**** ITEMS
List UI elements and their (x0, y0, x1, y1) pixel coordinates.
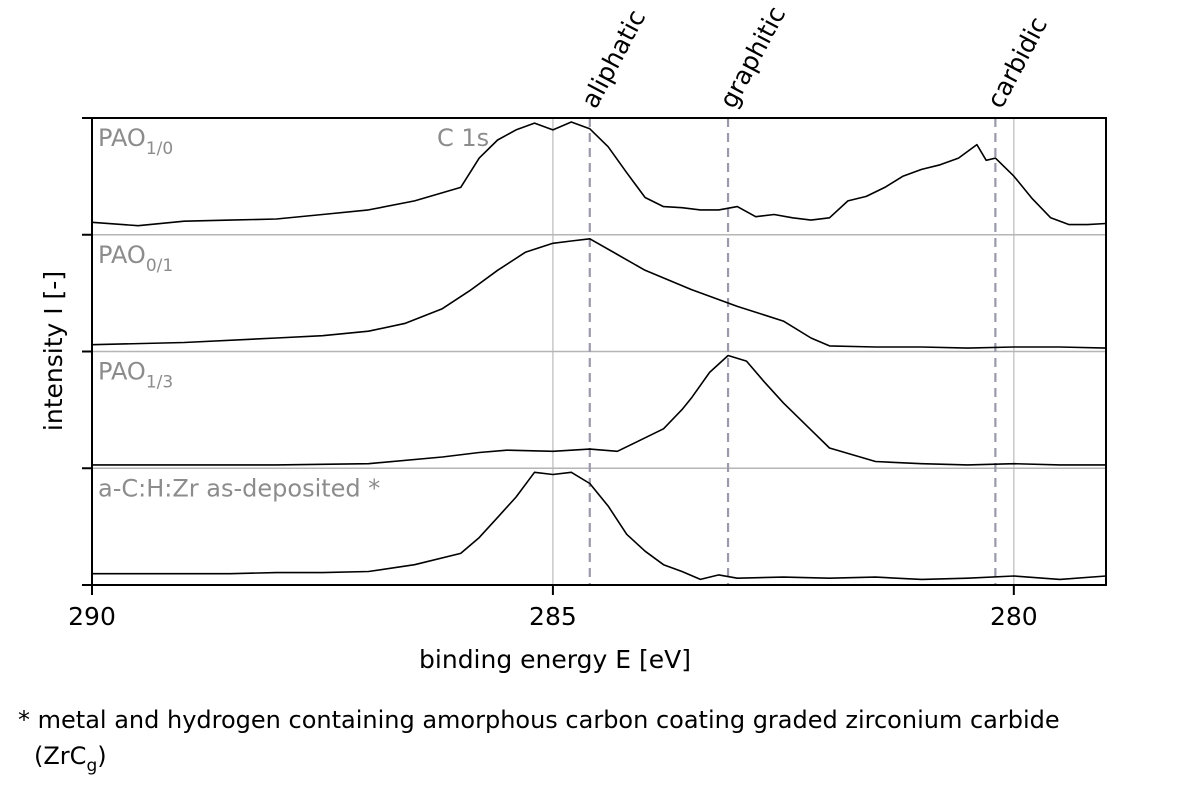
c1s-annotation: C 1s (437, 124, 489, 152)
x-tick-label: 280 (990, 602, 1038, 631)
xps-chart: aliphatic graphitic carbidic 290 285 280 PAO… (39, 2, 1107, 674)
spectrum-1 (91, 121, 1107, 227)
spectra (91, 121, 1107, 581)
abbr-sub: g (86, 756, 98, 776)
reference-label-aliphatic: aliphatic (575, 5, 651, 113)
footnote-marker: * (18, 706, 30, 734)
panel-label-4: a-C:H:Zr as-deposited * (98, 474, 380, 502)
reference-label-carbidic: carbidic (981, 12, 1053, 113)
abbr-close: ) (97, 742, 107, 770)
abbr-main: (ZrC (34, 742, 87, 770)
footnote: * metal and hydrogen containing amorphou… (18, 702, 1168, 784)
x-axis-label: binding energy E [eV] (419, 645, 691, 674)
reference-label-graphitic: graphitic (714, 2, 792, 113)
spectrum-3 (92, 354, 1106, 466)
y-axis-label: intensity I [-] (39, 271, 68, 431)
x-tick-label: 290 (68, 602, 116, 631)
spectrum-4 (92, 471, 1107, 581)
grid-layer (92, 118, 1106, 585)
panel-label-3: PAO1/3 (98, 358, 173, 393)
panel-labels: PAO1/0 PAO0/1 PAO1/3 a-C:H:Zr as-deposited … (98, 124, 380, 502)
axis-ticks: 290 285 280 (68, 117, 1038, 631)
panel-label-2: PAO0/1 (98, 241, 173, 276)
footnote-text: metal and hydrogen containing amorphous … (37, 706, 1060, 734)
reference-lines: aliphatic graphitic carbidic (575, 2, 1053, 585)
panel-label-1: PAO1/0 (98, 124, 173, 159)
footnote-abbreviation: (ZrCg) (34, 742, 107, 776)
spectrum-2 (91, 238, 1107, 349)
x-tick-label: 285 (529, 602, 577, 631)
********
PROBLEM TO SOLVE =
Retype every row above line for line, character for character, and leave out the picture.

FULL ANSWER =
List UI elements and their (x0, y0, x1, y1) pixel coordinates.
c1s-annotation: C 1s (437, 124, 489, 152)
x-tick-label: 280 (990, 602, 1038, 631)
xps-chart: aliphatic graphitic carbidic 290 285 280 PAO… (39, 2, 1107, 674)
spectrum-1 (91, 121, 1107, 227)
spectra (91, 121, 1107, 581)
abbr-sub: g (86, 756, 98, 776)
reference-label-aliphatic: aliphatic (575, 5, 651, 113)
footnote-marker: * (18, 706, 30, 734)
panel-label-4: a-C:H:Zr as-deposited * (98, 474, 380, 502)
reference-label-carbidic: carbidic (981, 12, 1053, 113)
abbr-close: ) (97, 742, 107, 770)
abbr-main: (ZrC (34, 742, 87, 770)
footnote: * metal and hydrogen containing amorphou… (18, 702, 1168, 784)
x-axis-label: binding energy E [eV] (419, 645, 691, 674)
reference-label-graphitic: graphitic (714, 2, 792, 113)
spectrum-3 (92, 354, 1106, 466)
y-axis-label: intensity I [-] (39, 271, 68, 431)
x-tick-label: 290 (68, 602, 116, 631)
spectrum-4 (92, 471, 1107, 581)
grid-layer (92, 118, 1106, 585)
panel-label-3: PAO1/3 (98, 358, 173, 393)
panel-labels: PAO1/0 PAO0/1 PAO1/3 a-C:H:Zr as-deposited … (98, 124, 380, 502)
axis-ticks: 290 285 280 (68, 117, 1038, 631)
panel-label-2: PAO0/1 (98, 241, 173, 276)
footnote-text: metal and hydrogen containing amorphous … (37, 706, 1060, 734)
reference-lines: aliphatic graphitic carbidic (575, 2, 1053, 585)
panel-label-1: PAO1/0 (98, 124, 173, 159)
footnote-abbreviation: (ZrCg) (34, 742, 107, 776)
spectrum-2 (91, 238, 1107, 349)
x-tick-label: 285 (529, 602, 577, 631)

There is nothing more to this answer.